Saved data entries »
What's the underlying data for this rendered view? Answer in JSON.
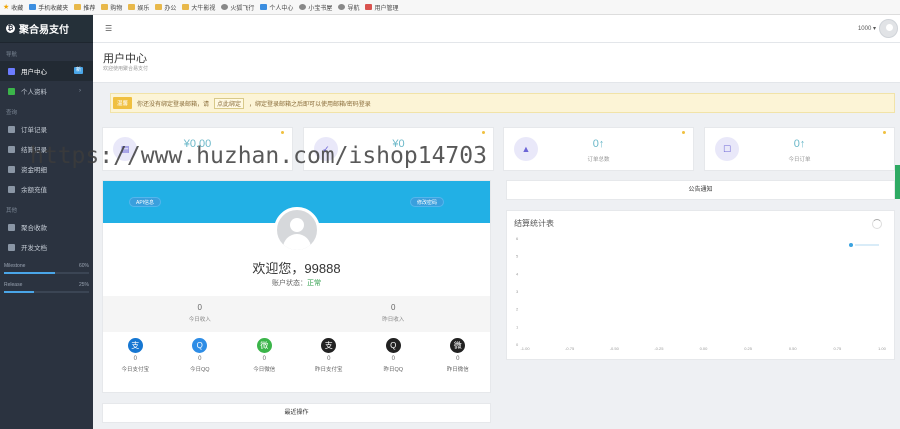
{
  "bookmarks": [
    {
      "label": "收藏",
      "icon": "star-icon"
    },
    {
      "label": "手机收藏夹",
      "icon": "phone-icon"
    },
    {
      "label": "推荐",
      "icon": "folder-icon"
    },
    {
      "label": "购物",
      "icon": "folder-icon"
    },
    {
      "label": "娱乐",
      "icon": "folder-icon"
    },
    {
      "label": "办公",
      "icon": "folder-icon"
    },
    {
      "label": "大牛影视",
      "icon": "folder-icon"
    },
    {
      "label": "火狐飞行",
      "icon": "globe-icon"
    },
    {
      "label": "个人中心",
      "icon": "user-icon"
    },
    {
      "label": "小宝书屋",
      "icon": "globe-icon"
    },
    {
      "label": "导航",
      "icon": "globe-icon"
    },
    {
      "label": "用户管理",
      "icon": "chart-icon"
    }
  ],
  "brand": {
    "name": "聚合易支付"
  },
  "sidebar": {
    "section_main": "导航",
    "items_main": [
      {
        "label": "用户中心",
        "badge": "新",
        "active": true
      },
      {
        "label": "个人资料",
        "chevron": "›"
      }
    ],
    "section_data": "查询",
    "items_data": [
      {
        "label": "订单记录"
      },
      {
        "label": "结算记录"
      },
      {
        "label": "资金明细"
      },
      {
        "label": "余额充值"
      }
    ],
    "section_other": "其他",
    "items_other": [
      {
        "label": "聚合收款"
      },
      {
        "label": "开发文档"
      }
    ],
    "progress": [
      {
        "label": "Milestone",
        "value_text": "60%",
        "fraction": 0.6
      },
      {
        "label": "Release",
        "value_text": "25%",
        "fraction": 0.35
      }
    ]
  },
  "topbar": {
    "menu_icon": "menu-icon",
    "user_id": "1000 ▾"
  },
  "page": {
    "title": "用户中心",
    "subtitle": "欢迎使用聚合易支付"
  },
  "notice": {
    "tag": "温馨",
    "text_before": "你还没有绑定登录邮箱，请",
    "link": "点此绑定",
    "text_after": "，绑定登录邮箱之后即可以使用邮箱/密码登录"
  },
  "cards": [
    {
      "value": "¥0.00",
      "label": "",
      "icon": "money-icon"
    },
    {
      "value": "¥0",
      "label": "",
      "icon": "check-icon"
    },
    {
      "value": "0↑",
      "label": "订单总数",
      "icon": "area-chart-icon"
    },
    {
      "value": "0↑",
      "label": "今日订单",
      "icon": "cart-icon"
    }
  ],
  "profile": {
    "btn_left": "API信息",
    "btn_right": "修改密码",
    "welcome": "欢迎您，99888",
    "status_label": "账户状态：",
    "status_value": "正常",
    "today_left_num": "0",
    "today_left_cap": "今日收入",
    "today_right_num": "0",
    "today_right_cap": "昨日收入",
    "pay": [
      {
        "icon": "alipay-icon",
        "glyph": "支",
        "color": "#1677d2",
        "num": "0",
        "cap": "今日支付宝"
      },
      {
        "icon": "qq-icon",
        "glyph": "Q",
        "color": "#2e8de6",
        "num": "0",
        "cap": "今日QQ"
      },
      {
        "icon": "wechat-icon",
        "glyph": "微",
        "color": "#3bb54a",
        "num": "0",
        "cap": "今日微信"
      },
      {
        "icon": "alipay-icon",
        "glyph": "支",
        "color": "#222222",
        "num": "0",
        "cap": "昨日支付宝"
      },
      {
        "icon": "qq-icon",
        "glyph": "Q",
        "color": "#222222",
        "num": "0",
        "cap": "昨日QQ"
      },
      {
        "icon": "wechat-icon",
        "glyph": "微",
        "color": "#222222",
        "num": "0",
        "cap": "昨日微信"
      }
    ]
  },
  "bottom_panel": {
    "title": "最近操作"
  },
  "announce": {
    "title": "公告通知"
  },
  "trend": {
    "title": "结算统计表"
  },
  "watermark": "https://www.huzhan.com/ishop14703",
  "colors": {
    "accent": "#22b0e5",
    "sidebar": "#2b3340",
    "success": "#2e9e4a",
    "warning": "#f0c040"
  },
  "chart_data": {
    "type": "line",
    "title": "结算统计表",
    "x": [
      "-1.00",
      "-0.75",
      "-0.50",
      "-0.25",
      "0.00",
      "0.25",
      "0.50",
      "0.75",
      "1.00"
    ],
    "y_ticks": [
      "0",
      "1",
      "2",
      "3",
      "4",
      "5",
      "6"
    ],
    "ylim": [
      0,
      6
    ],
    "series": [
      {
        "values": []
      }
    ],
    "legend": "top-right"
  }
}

CHALLENGE » Return to the listing above and set it down exactly, leaving out its pictures.

SOLUTION FOR THIS TASK »
What's the underlying data for this rendered view? Answer in JSON.
{
  "bookmarks": [
    {
      "label": "收藏",
      "icon": "star-icon"
    },
    {
      "label": "手机收藏夹",
      "icon": "phone-icon"
    },
    {
      "label": "推荐",
      "icon": "folder-icon"
    },
    {
      "label": "购物",
      "icon": "folder-icon"
    },
    {
      "label": "娱乐",
      "icon": "folder-icon"
    },
    {
      "label": "办公",
      "icon": "folder-icon"
    },
    {
      "label": "大牛影视",
      "icon": "folder-icon"
    },
    {
      "label": "火狐飞行",
      "icon": "globe-icon"
    },
    {
      "label": "个人中心",
      "icon": "user-icon"
    },
    {
      "label": "小宝书屋",
      "icon": "globe-icon"
    },
    {
      "label": "导航",
      "icon": "globe-icon"
    },
    {
      "label": "用户管理",
      "icon": "chart-icon"
    }
  ],
  "brand": {
    "name": "聚合易支付"
  },
  "sidebar": {
    "section_main": "导航",
    "items_main": [
      {
        "label": "用户中心",
        "badge": "新",
        "active": true
      },
      {
        "label": "个人资料",
        "chevron": "›"
      }
    ],
    "section_data": "查询",
    "items_data": [
      {
        "label": "订单记录"
      },
      {
        "label": "结算记录"
      },
      {
        "label": "资金明细"
      },
      {
        "label": "余额充值"
      }
    ],
    "section_other": "其他",
    "items_other": [
      {
        "label": "聚合收款"
      },
      {
        "label": "开发文档"
      }
    ],
    "progress": [
      {
        "label": "Milestone",
        "value_text": "60%",
        "fraction": 0.6
      },
      {
        "label": "Release",
        "value_text": "25%",
        "fraction": 0.35
      }
    ]
  },
  "topbar": {
    "menu_icon": "menu-icon",
    "user_id": "1000 ▾"
  },
  "page": {
    "title": "用户中心",
    "subtitle": "欢迎使用聚合易支付"
  },
  "notice": {
    "tag": "温馨",
    "text_before": "你还没有绑定登录邮箱，请",
    "link": "点此绑定",
    "text_after": "，绑定登录邮箱之后即可以使用邮箱/密码登录"
  },
  "cards": [
    {
      "value": "¥0.00",
      "label": "",
      "icon": "money-icon"
    },
    {
      "value": "¥0",
      "label": "",
      "icon": "check-icon"
    },
    {
      "value": "0↑",
      "label": "订单总数",
      "icon": "area-chart-icon"
    },
    {
      "value": "0↑",
      "label": "今日订单",
      "icon": "cart-icon"
    }
  ],
  "profile": {
    "btn_left": "API信息",
    "btn_right": "修改密码",
    "welcome": "欢迎您，99888",
    "status_label": "账户状态：",
    "status_value": "正常",
    "today_left_num": "0",
    "today_left_cap": "今日收入",
    "today_right_num": "0",
    "today_right_cap": "昨日收入",
    "pay": [
      {
        "icon": "alipay-icon",
        "glyph": "支",
        "color": "#1677d2",
        "num": "0",
        "cap": "今日支付宝"
      },
      {
        "icon": "qq-icon",
        "glyph": "Q",
        "color": "#2e8de6",
        "num": "0",
        "cap": "今日QQ"
      },
      {
        "icon": "wechat-icon",
        "glyph": "微",
        "color": "#3bb54a",
        "num": "0",
        "cap": "今日微信"
      },
      {
        "icon": "alipay-icon",
        "glyph": "支",
        "color": "#222222",
        "num": "0",
        "cap": "昨日支付宝"
      },
      {
        "icon": "qq-icon",
        "glyph": "Q",
        "color": "#222222",
        "num": "0",
        "cap": "昨日QQ"
      },
      {
        "icon": "wechat-icon",
        "glyph": "微",
        "color": "#222222",
        "num": "0",
        "cap": "昨日微信"
      }
    ]
  },
  "bottom_panel": {
    "title": "最近操作"
  },
  "announce": {
    "title": "公告通知"
  },
  "trend": {
    "title": "结算统计表"
  },
  "watermark": "https://www.huzhan.com/ishop14703",
  "colors": {
    "accent": "#22b0e5",
    "sidebar": "#2b3340",
    "success": "#2e9e4a",
    "warning": "#f0c040"
  },
  "chart_data": {
    "type": "line",
    "title": "结算统计表",
    "x": [
      "-1.00",
      "-0.75",
      "-0.50",
      "-0.25",
      "0.00",
      "0.25",
      "0.50",
      "0.75",
      "1.00"
    ],
    "y_ticks": [
      "0",
      "1",
      "2",
      "3",
      "4",
      "5",
      "6"
    ],
    "ylim": [
      0,
      6
    ],
    "series": [
      {
        "values": []
      }
    ],
    "legend": "top-right"
  }
}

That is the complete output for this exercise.